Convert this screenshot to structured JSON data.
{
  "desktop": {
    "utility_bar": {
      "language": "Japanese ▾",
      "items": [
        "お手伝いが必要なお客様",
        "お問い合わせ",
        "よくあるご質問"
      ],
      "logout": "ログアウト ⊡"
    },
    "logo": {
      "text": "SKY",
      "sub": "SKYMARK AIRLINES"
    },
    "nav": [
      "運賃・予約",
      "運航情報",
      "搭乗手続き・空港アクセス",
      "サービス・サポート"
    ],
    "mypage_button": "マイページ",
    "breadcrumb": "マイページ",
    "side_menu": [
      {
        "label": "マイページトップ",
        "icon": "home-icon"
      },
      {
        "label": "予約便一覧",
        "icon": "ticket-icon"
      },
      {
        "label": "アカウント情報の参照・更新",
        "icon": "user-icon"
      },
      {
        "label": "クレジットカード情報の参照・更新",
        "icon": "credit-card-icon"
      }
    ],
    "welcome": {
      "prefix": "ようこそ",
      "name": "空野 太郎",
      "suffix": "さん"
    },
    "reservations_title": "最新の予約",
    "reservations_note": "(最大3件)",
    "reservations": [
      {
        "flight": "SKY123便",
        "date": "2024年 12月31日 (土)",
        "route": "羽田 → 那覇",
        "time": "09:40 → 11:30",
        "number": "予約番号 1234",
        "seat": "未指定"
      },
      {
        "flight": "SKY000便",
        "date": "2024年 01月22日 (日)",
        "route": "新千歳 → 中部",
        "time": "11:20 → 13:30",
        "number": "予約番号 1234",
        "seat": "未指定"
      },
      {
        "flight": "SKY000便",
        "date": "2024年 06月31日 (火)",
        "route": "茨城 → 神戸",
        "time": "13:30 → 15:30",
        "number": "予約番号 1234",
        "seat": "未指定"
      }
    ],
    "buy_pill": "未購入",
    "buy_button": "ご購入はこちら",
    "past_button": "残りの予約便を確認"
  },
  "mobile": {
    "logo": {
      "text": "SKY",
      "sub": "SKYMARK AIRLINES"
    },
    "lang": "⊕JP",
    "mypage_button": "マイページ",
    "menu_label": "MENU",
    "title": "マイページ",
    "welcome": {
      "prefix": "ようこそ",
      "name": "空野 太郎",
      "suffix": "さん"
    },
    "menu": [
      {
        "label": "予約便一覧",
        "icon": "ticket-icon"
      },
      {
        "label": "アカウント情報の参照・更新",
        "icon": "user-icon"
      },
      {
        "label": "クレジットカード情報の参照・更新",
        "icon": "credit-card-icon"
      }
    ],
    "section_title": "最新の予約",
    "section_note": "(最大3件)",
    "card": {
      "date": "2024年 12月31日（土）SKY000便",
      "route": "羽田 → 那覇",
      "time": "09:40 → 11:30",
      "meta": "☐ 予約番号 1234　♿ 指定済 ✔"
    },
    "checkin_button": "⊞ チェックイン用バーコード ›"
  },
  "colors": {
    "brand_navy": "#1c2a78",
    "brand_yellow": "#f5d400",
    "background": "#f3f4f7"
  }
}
--------------------------------
[Given task]
Every entry in the listing must be retyped exactly.

[Solution to this exercise]
Convert this screenshot to structured JSON data.
{
  "desktop": {
    "utility_bar": {
      "language": "Japanese ▾",
      "items": [
        "お手伝いが必要なお客様",
        "お問い合わせ",
        "よくあるご質問"
      ],
      "logout": "ログアウト ⊡"
    },
    "logo": {
      "text": "SKY",
      "sub": "SKYMARK AIRLINES"
    },
    "nav": [
      "運賃・予約",
      "運航情報",
      "搭乗手続き・空港アクセス",
      "サービス・サポート"
    ],
    "mypage_button": "マイページ",
    "breadcrumb": "マイページ",
    "side_menu": [
      {
        "label": "マイページトップ",
        "icon": "home-icon"
      },
      {
        "label": "予約便一覧",
        "icon": "ticket-icon"
      },
      {
        "label": "アカウント情報の参照・更新",
        "icon": "user-icon"
      },
      {
        "label": "クレジットカード情報の参照・更新",
        "icon": "credit-card-icon"
      }
    ],
    "welcome": {
      "prefix": "ようこそ",
      "name": "空野 太郎",
      "suffix": "さん"
    },
    "reservations_title": "最新の予約",
    "reservations_note": "(最大3件)",
    "reservations": [
      {
        "flight": "SKY123便",
        "date": "2024年 12月31日 (土)",
        "route": "羽田 → 那覇",
        "time": "09:40 → 11:30",
        "number": "予約番号 1234",
        "seat": "未指定"
      },
      {
        "flight": "SKY000便",
        "date": "2024年 01月22日 (日)",
        "route": "新千歳 → 中部",
        "time": "11:20 → 13:30",
        "number": "予約番号 1234",
        "seat": "未指定"
      },
      {
        "flight": "SKY000便",
        "date": "2024年 06月31日 (火)",
        "route": "茨城 → 神戸",
        "time": "13:30 → 15:30",
        "number": "予約番号 1234",
        "seat": "未指定"
      }
    ],
    "buy_pill": "未購入",
    "buy_button": "ご購入はこちら",
    "past_button": "残りの予約便を確認"
  },
  "mobile": {
    "logo": {
      "text": "SKY",
      "sub": "SKYMARK AIRLINES"
    },
    "lang": "⊕JP",
    "mypage_button": "マイページ",
    "menu_label": "MENU",
    "title": "マイページ",
    "welcome": {
      "prefix": "ようこそ",
      "name": "空野 太郎",
      "suffix": "さん"
    },
    "menu": [
      {
        "label": "予約便一覧",
        "icon": "ticket-icon"
      },
      {
        "label": "アカウント情報の参照・更新",
        "icon": "user-icon"
      },
      {
        "label": "クレジットカード情報の参照・更新",
        "icon": "credit-card-icon"
      }
    ],
    "section_title": "最新の予約",
    "section_note": "(最大3件)",
    "card": {
      "date": "2024年 12月31日（土）SKY000便",
      "route": "羽田 → 那覇",
      "time": "09:40 → 11:30",
      "meta": "☐ 予約番号 1234　♿ 指定済 ✔"
    },
    "checkin_button": "⊞ チェックイン用バーコード ›"
  },
  "colors": {
    "brand_navy": "#1c2a78",
    "brand_yellow": "#f5d400",
    "background": "#f3f4f7"
  }
}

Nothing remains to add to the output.